### The exercise
Every line with the string "company" should be gathered.

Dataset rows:

----

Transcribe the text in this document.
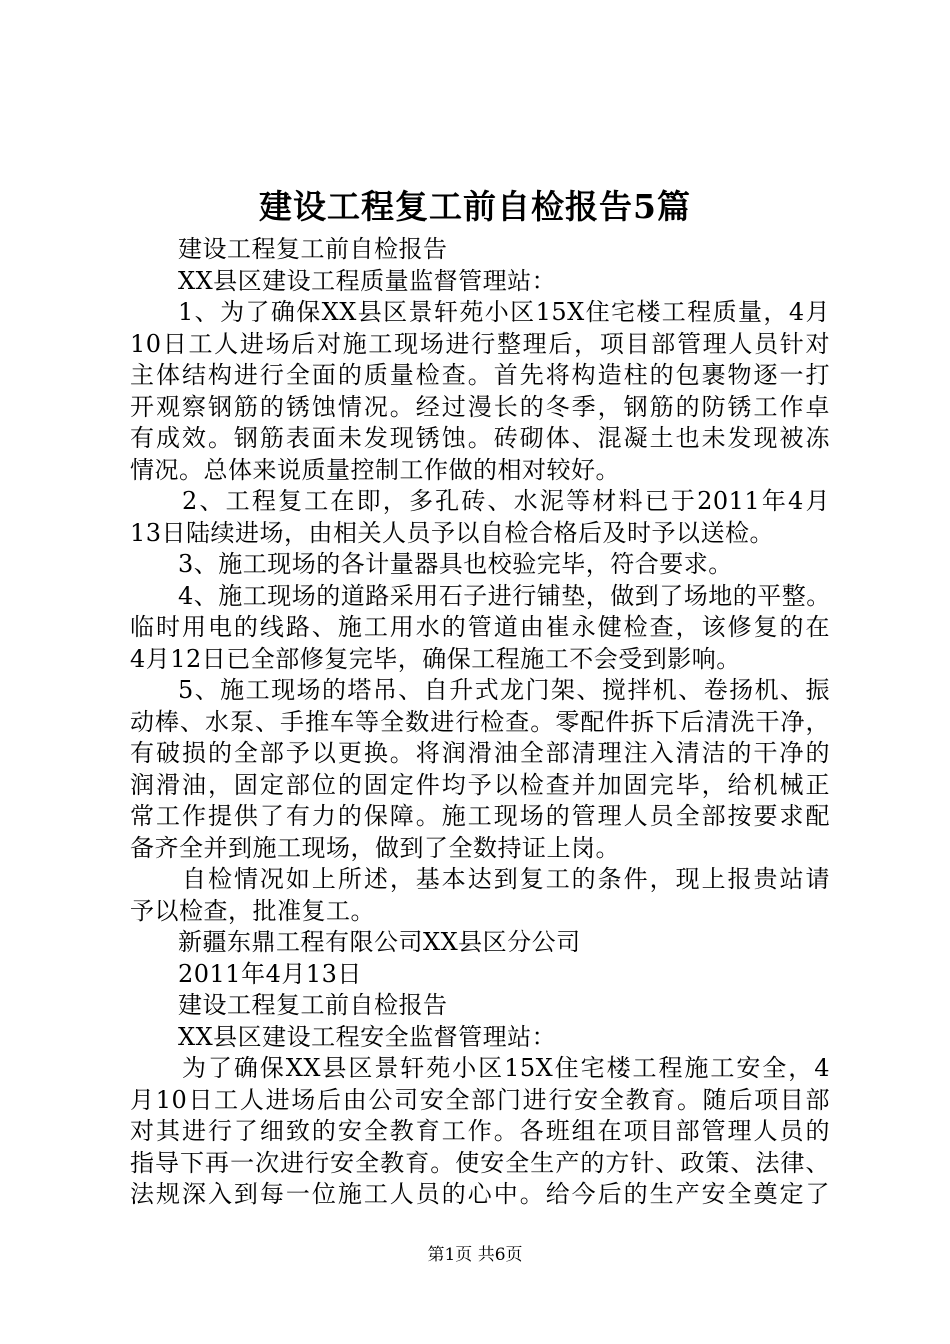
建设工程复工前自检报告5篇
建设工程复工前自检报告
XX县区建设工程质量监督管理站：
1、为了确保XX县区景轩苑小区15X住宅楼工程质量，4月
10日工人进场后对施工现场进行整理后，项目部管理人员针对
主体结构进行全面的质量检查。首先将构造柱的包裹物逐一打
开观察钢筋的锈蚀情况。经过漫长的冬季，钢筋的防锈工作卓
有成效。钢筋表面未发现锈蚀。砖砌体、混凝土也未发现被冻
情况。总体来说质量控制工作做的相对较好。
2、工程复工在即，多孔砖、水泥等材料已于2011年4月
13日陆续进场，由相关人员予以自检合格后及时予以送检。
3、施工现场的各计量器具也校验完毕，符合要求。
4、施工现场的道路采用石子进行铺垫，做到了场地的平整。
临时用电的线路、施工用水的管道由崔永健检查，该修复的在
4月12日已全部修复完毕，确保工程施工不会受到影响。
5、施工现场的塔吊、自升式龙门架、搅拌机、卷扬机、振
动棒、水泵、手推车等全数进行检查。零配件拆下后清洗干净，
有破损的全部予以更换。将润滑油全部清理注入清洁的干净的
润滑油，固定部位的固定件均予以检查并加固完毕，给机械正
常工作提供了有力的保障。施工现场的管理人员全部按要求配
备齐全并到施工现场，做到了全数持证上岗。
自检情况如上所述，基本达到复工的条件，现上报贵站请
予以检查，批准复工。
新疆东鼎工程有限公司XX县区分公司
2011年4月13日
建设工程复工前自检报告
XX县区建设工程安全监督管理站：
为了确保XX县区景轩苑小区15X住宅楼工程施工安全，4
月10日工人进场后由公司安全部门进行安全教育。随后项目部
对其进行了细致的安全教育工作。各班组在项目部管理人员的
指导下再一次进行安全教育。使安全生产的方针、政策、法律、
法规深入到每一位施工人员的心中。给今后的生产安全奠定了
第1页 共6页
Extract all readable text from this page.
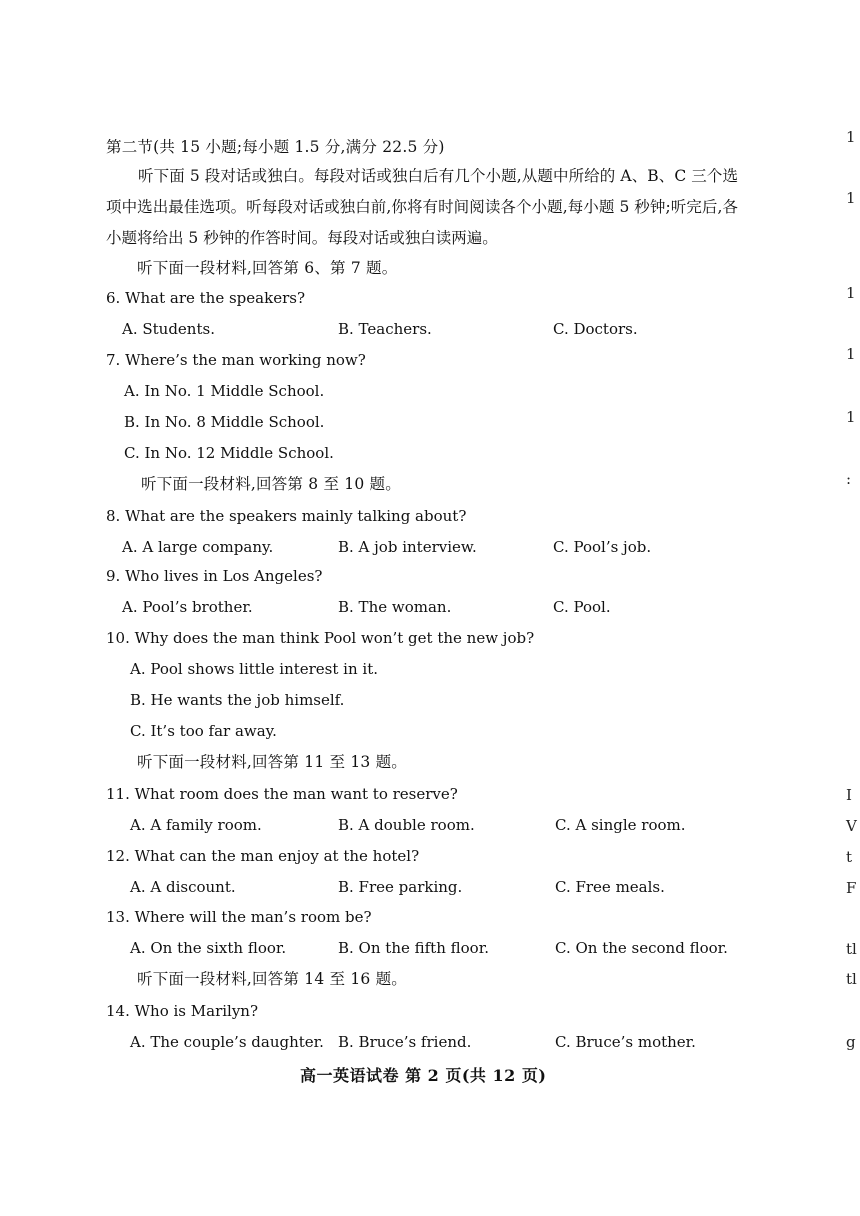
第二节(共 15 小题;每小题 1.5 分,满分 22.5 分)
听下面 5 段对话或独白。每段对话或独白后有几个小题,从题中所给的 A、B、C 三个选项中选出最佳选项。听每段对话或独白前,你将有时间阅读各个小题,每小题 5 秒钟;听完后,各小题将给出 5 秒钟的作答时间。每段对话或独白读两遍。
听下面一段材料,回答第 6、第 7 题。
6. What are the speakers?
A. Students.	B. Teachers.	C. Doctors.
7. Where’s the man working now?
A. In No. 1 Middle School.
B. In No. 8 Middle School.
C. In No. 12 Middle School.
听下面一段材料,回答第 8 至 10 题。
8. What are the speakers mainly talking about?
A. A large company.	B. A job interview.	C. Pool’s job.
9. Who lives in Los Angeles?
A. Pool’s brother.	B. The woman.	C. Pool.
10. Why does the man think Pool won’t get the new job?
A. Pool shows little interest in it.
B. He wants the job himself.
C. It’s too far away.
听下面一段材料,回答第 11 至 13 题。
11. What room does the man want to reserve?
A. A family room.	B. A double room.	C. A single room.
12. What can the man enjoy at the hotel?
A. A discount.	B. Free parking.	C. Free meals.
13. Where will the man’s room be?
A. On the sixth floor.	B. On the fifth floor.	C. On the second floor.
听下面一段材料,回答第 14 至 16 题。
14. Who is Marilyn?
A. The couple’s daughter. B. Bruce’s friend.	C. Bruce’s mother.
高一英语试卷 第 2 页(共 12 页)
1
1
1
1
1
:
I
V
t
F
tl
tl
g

----

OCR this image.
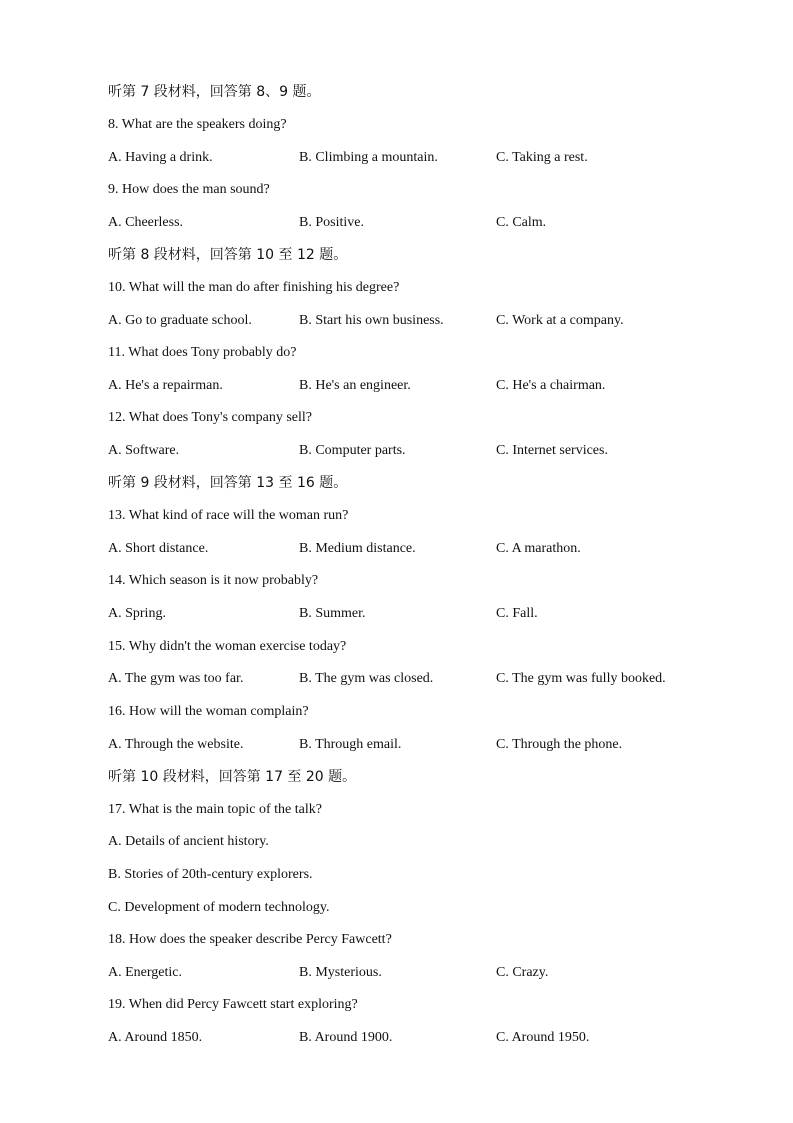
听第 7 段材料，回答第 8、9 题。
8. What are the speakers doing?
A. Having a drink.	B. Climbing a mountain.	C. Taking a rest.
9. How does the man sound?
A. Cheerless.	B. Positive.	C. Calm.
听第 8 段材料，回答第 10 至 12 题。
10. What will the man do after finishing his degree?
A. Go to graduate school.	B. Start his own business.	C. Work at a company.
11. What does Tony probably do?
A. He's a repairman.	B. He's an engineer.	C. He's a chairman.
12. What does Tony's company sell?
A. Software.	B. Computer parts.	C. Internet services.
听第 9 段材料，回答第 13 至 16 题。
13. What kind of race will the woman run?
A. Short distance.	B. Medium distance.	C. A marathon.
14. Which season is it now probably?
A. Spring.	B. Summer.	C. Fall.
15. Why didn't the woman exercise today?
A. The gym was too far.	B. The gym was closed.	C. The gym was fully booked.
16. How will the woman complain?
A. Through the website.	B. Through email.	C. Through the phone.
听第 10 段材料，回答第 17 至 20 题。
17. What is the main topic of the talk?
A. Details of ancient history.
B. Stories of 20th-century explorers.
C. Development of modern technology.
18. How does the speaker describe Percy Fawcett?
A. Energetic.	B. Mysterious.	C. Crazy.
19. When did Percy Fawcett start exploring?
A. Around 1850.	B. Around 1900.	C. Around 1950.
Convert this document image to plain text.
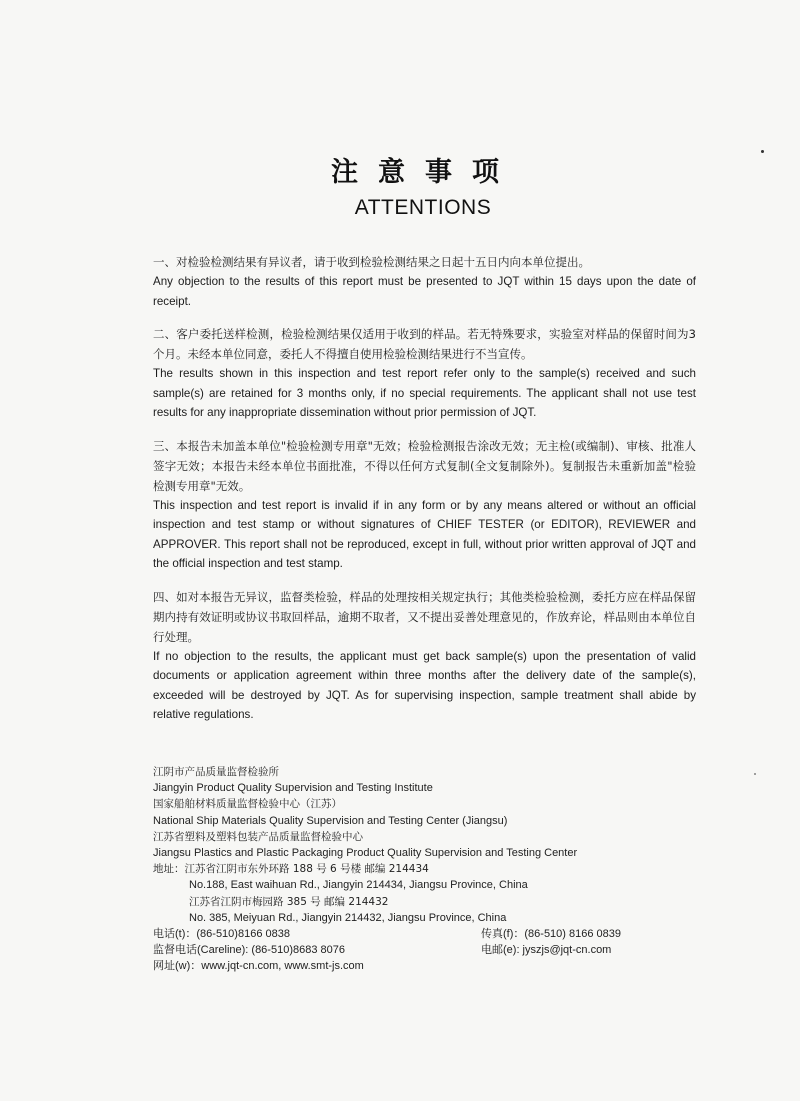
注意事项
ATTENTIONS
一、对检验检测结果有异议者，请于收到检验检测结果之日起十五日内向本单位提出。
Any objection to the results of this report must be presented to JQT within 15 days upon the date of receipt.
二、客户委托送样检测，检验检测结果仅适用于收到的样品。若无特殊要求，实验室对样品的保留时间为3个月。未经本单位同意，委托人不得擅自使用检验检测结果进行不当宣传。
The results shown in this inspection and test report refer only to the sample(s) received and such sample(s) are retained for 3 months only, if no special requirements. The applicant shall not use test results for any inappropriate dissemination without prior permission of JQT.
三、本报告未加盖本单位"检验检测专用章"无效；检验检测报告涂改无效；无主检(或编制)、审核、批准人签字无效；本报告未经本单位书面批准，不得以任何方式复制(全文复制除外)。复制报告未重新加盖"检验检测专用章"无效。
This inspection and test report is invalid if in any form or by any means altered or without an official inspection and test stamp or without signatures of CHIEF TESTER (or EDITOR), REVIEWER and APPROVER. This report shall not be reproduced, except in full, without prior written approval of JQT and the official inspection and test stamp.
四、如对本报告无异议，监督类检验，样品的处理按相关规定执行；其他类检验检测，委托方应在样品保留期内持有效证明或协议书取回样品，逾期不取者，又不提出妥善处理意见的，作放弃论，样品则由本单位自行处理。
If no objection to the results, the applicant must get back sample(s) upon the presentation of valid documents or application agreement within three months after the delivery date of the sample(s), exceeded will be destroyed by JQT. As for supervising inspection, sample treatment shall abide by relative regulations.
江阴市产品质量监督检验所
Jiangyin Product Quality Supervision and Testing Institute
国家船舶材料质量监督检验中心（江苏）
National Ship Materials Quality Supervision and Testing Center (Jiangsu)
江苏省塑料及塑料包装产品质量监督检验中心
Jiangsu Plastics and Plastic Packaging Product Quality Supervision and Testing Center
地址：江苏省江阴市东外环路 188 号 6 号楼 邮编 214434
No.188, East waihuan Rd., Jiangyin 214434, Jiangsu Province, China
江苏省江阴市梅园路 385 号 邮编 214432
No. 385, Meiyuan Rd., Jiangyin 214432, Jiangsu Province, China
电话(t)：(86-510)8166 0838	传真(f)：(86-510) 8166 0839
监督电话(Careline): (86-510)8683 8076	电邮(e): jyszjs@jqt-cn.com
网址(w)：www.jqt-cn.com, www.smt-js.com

----

### Expected output
A. A large company.	B. A job interview.	C. Pool’s job.
A. Go to graduate school.	B. Start his own business.	C. Work at a company.
12. What does Tony's company sell?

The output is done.